--- Requirement ---
From the listing below, pull each line that includes "reputation".

--- Stored records ---

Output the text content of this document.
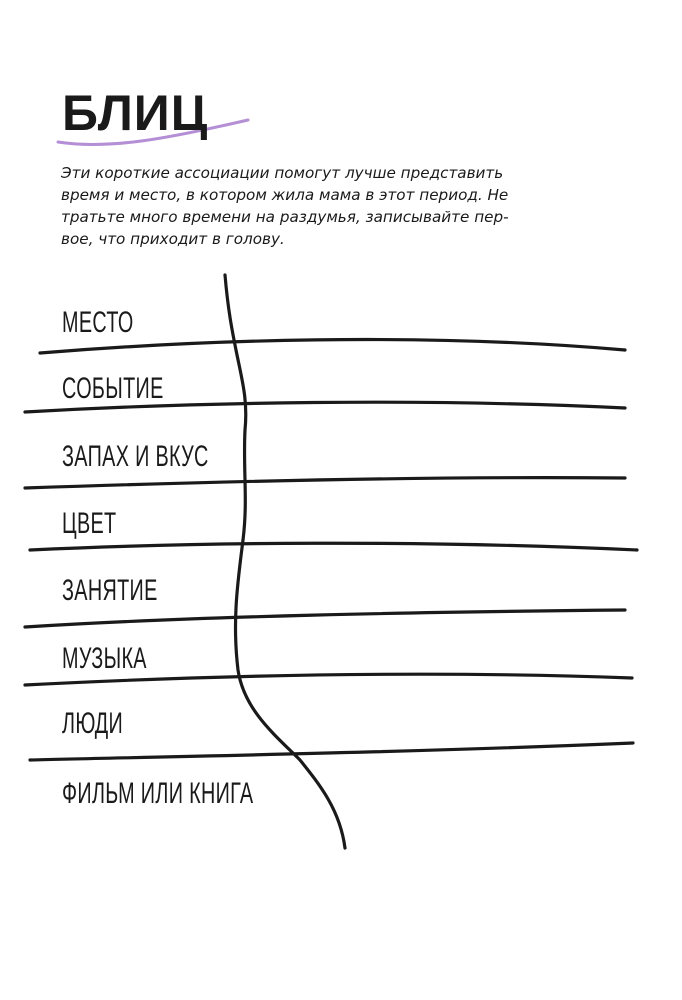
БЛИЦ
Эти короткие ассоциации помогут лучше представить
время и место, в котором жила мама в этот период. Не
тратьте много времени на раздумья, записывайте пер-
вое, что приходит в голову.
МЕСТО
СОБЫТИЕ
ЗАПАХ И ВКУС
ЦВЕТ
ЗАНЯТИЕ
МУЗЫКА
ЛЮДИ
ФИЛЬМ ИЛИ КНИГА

---

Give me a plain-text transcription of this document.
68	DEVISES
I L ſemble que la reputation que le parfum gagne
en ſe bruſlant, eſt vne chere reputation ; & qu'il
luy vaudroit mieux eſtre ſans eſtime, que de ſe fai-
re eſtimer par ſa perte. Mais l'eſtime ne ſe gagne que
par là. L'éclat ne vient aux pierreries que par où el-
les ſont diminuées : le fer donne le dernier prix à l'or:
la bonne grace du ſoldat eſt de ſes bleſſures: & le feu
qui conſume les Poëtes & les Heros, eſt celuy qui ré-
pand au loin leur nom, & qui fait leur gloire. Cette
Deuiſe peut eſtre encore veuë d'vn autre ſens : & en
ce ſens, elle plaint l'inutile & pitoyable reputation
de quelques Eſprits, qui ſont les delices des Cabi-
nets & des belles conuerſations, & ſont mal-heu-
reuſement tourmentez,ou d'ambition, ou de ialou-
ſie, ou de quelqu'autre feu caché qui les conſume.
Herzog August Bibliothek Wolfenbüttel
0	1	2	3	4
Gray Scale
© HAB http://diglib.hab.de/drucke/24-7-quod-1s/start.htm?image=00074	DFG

==

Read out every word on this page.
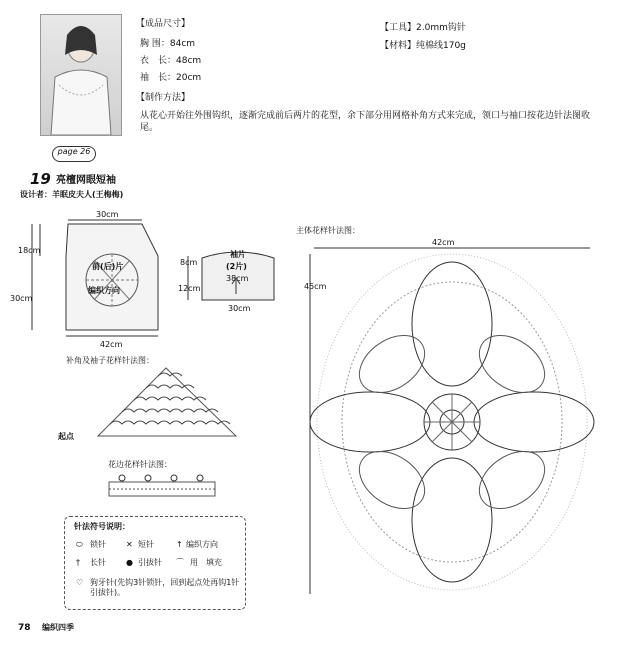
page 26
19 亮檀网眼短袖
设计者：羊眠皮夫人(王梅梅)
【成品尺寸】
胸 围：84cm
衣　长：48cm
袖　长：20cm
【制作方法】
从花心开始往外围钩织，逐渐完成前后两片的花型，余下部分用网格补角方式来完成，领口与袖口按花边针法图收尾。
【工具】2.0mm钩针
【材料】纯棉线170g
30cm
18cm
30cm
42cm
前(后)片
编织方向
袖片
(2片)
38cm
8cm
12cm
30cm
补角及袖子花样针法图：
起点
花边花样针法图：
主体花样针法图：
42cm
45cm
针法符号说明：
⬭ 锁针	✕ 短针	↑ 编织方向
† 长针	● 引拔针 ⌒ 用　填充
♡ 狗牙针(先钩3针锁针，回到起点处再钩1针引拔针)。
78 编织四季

--- Full response ---
I L ſemble que la reputation que le parfum gagne
en ſe bruſlant, eſt vne chere reputation ; & qu'il
ce ſens, elle plaint l'inutile & pitoyable reputation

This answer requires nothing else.